_Goal_.
Check each line below for the word "cotes", and copy those that have it.

_Provided records_.
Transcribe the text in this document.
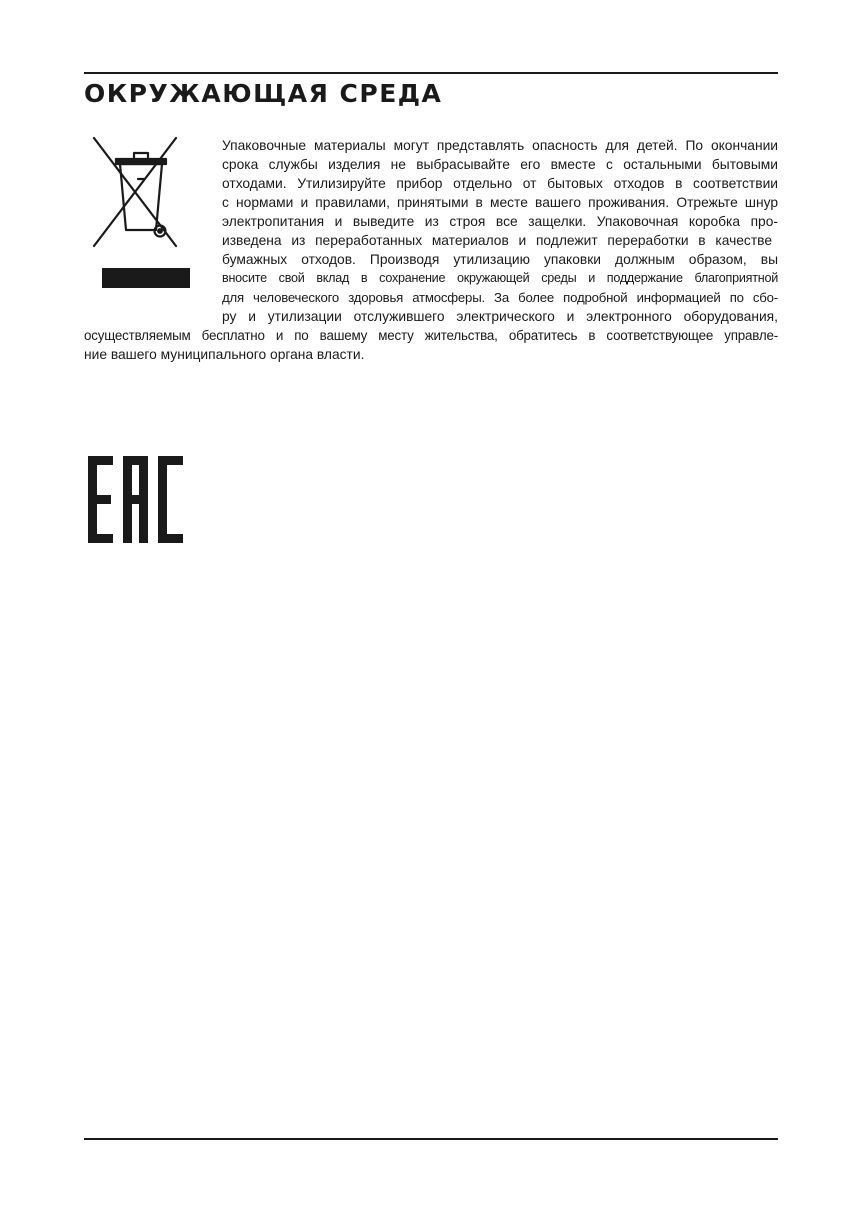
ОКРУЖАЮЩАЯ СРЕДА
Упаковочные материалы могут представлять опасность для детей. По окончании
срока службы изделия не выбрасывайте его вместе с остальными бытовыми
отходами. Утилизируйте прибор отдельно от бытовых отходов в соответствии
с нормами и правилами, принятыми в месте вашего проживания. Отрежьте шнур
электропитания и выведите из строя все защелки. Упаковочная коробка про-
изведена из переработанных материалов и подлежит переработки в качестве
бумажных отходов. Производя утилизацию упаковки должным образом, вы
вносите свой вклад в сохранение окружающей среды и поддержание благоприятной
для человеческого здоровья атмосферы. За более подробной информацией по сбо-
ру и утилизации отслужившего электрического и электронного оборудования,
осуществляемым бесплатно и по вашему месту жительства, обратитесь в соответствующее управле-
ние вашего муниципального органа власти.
* * *
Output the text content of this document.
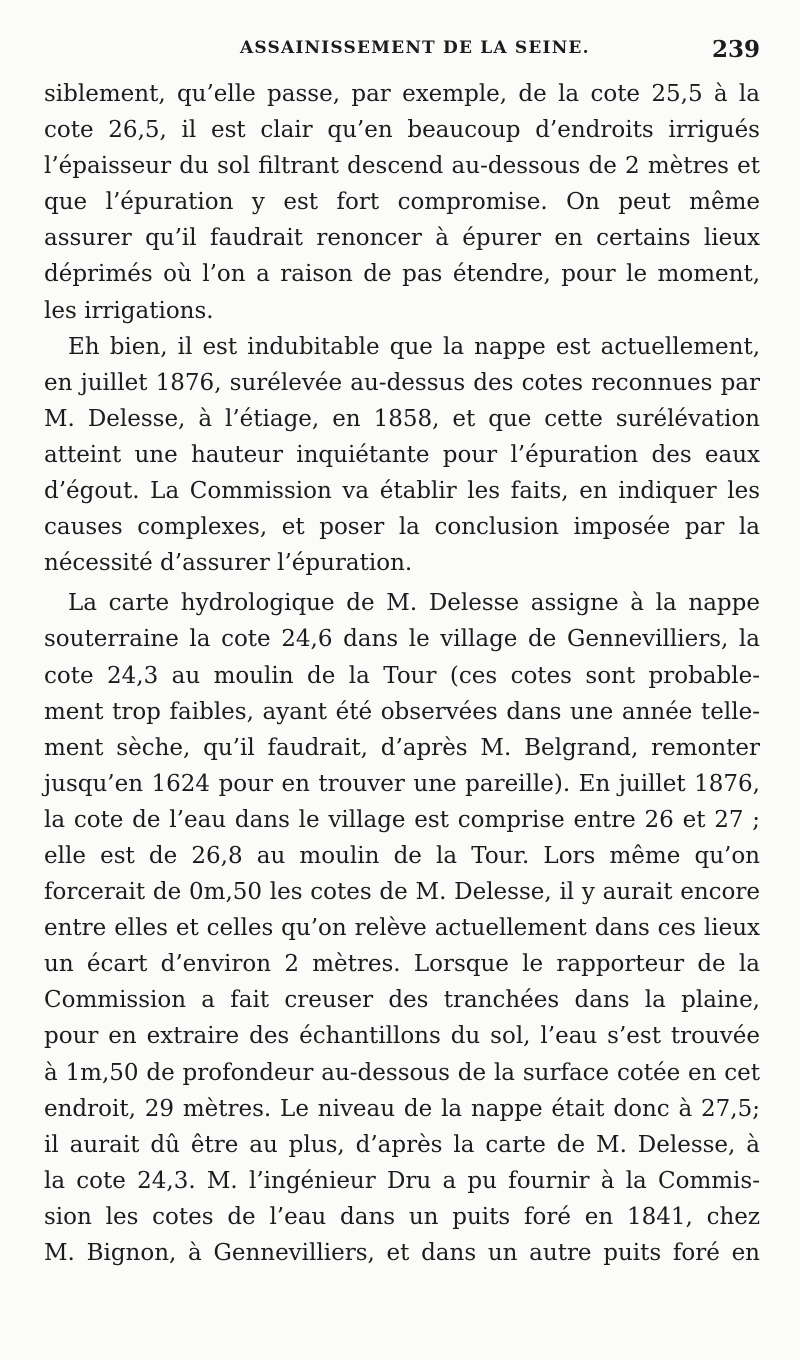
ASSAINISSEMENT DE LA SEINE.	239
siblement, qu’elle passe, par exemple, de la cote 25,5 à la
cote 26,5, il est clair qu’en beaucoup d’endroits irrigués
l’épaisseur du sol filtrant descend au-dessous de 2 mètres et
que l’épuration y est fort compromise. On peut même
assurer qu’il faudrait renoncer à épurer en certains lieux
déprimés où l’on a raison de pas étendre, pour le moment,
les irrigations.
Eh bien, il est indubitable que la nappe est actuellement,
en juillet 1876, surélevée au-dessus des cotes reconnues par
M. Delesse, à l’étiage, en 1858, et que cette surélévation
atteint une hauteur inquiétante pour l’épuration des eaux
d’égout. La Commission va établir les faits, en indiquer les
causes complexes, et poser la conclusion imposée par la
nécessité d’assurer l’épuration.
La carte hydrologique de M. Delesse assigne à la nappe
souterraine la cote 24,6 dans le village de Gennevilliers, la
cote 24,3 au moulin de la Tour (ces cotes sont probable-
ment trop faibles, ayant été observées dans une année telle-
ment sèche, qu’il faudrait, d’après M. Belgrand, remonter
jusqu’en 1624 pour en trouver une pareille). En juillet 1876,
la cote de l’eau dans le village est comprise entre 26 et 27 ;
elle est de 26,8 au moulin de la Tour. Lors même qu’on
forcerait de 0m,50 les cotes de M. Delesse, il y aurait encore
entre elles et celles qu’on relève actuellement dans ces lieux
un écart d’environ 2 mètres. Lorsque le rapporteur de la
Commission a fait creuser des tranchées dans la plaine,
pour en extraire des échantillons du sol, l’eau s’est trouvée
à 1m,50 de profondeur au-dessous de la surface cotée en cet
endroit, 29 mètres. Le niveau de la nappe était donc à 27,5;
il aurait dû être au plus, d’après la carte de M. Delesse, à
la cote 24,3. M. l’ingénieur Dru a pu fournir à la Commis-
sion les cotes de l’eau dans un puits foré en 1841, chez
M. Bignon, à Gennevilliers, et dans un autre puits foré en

_The output_.
en juillet 1876, surélevée au-dessus des cotes reconnues par
cote 24,3 au moulin de la Tour (ces cotes sont probable-
forcerait de 0m,50 les cotes de M. Delesse, il y aurait encore
sion les cotes de l’eau dans un puits foré en 1841, chez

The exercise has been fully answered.